- EXERCISE: Check every line of the material below for the string "channel", and return the ones that have it.

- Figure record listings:
==================================================
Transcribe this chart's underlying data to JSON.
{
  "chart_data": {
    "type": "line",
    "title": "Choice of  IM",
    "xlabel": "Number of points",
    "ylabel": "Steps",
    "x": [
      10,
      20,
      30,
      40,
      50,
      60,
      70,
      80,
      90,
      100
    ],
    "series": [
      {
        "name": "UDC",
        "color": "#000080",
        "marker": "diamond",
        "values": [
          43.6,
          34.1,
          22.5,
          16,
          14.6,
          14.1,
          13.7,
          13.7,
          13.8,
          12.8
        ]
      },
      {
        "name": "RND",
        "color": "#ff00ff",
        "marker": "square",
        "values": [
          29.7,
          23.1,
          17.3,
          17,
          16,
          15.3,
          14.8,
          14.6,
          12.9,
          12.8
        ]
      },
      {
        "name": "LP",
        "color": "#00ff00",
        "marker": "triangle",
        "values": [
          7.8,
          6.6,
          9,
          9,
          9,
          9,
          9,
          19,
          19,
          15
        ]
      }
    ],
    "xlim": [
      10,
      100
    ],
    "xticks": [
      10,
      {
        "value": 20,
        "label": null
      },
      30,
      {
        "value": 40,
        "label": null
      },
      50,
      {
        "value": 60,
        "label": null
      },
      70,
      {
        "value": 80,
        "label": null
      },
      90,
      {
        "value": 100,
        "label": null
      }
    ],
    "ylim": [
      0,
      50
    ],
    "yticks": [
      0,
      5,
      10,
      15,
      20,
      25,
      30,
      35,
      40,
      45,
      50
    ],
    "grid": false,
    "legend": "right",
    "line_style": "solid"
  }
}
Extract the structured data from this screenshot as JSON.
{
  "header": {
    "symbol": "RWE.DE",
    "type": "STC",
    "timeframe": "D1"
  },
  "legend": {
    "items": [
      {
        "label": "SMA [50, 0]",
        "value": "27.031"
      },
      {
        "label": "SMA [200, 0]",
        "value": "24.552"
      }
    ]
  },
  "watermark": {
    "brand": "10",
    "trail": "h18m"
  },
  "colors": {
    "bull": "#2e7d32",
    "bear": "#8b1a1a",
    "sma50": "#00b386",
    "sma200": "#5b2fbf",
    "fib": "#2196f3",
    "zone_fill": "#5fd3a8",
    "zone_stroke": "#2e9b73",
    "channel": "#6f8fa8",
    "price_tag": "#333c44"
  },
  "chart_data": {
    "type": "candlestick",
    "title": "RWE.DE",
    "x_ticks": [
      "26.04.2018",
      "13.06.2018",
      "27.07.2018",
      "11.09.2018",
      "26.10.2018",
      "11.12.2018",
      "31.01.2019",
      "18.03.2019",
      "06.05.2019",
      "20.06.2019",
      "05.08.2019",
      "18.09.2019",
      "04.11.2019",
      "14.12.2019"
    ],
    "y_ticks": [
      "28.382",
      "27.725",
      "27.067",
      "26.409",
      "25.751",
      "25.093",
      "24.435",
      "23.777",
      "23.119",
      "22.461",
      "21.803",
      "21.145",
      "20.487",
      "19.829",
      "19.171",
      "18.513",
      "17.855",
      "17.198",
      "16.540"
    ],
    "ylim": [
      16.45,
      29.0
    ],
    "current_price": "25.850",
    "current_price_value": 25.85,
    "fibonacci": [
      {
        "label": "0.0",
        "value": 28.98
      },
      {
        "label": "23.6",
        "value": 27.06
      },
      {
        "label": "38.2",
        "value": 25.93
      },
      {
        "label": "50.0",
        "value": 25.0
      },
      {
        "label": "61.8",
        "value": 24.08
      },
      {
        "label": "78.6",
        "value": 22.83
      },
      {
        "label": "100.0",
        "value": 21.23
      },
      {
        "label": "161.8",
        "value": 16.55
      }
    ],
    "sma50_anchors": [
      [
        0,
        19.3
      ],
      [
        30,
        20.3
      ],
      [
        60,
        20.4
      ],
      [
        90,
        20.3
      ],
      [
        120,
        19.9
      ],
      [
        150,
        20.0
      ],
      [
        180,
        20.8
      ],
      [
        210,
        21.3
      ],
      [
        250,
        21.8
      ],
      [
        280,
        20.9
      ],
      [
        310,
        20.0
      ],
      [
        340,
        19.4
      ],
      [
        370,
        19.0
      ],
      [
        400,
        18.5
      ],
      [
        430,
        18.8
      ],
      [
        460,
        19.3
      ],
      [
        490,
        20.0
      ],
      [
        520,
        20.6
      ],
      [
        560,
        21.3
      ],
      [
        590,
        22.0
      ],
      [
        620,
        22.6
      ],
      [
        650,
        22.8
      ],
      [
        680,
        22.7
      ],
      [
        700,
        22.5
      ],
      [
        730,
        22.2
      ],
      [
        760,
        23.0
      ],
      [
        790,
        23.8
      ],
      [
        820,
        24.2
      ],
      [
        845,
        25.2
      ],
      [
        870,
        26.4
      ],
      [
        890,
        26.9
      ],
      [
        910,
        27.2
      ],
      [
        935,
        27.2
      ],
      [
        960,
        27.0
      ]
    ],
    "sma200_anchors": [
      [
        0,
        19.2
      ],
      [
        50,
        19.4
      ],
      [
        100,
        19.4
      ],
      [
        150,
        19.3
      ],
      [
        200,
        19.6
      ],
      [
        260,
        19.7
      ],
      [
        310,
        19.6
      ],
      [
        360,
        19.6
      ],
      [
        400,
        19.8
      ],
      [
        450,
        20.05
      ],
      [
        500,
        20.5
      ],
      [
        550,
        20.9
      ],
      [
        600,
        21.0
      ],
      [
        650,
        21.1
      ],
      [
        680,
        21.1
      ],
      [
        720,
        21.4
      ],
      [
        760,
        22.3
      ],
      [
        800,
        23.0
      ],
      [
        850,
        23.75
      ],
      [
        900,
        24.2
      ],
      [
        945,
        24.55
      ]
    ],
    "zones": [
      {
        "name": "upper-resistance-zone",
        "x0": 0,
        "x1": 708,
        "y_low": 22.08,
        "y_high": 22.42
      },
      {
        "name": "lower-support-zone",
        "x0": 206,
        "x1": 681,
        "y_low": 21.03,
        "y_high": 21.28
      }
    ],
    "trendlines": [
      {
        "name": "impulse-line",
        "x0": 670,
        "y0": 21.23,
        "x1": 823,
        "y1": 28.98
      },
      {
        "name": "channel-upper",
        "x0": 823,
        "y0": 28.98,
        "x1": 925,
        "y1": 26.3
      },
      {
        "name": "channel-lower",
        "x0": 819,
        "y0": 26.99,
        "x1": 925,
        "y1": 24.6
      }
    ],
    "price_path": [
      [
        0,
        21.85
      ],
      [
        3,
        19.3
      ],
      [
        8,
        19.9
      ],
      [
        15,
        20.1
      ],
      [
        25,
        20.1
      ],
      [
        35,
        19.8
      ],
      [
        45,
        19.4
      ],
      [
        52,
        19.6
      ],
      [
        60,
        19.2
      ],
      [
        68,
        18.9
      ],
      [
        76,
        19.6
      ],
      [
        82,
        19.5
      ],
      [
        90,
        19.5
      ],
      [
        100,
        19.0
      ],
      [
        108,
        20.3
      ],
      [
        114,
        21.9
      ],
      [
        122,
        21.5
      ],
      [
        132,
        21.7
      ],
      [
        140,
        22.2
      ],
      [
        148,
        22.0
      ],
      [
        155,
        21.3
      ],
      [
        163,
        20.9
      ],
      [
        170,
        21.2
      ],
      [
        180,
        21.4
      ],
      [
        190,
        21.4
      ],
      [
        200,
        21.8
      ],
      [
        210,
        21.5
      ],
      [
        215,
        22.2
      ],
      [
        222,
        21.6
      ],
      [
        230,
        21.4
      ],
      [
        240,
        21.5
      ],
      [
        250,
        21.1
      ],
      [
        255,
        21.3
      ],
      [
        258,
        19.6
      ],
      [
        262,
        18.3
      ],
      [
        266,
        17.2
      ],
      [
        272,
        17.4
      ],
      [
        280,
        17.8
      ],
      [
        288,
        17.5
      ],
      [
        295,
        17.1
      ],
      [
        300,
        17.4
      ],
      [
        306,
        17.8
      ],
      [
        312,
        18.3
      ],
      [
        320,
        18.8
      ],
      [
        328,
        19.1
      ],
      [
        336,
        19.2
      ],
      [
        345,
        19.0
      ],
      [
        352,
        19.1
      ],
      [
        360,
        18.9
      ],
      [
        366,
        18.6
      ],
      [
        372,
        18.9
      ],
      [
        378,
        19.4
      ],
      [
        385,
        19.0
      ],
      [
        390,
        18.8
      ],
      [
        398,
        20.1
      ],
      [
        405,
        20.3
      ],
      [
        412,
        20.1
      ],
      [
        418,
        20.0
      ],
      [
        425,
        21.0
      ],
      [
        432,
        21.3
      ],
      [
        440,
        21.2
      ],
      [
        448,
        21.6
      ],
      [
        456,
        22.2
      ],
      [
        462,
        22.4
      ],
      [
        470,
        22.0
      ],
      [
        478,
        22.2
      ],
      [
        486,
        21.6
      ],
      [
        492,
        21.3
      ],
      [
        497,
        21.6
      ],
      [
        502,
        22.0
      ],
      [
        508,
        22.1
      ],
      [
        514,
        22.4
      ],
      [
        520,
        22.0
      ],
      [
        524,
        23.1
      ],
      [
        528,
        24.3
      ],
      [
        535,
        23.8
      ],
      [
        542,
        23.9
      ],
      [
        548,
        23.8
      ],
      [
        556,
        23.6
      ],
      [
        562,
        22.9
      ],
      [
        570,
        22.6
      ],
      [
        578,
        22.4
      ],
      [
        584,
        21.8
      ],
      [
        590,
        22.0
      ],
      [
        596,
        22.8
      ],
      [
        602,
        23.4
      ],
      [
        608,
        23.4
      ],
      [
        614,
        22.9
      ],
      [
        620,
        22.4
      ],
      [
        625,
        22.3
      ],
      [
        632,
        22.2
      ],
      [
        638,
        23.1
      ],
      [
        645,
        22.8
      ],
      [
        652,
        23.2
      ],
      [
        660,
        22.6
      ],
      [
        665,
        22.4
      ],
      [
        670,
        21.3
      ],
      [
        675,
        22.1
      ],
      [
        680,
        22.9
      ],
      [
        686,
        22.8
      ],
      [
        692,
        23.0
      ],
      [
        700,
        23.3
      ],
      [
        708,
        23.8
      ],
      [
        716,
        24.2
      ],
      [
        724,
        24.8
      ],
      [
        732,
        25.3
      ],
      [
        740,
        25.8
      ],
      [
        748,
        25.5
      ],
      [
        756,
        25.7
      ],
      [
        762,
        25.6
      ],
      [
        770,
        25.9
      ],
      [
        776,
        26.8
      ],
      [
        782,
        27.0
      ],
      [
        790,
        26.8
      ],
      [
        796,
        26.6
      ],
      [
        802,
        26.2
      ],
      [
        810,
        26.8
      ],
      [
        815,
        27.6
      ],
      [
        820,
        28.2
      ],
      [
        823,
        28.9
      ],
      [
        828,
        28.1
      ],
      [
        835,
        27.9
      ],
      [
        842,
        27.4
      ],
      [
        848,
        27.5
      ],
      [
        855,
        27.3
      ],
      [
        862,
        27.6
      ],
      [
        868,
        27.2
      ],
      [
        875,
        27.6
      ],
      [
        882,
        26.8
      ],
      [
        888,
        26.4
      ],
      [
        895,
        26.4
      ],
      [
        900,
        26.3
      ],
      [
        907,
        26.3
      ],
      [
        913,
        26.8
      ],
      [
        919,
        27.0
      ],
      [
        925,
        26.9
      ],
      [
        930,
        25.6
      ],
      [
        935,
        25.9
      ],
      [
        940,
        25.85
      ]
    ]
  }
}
==================================================
- THE ANSWER:
    "channel": "#6f8fa8",
        "name": "channel-upper",
        "name": "channel-lower",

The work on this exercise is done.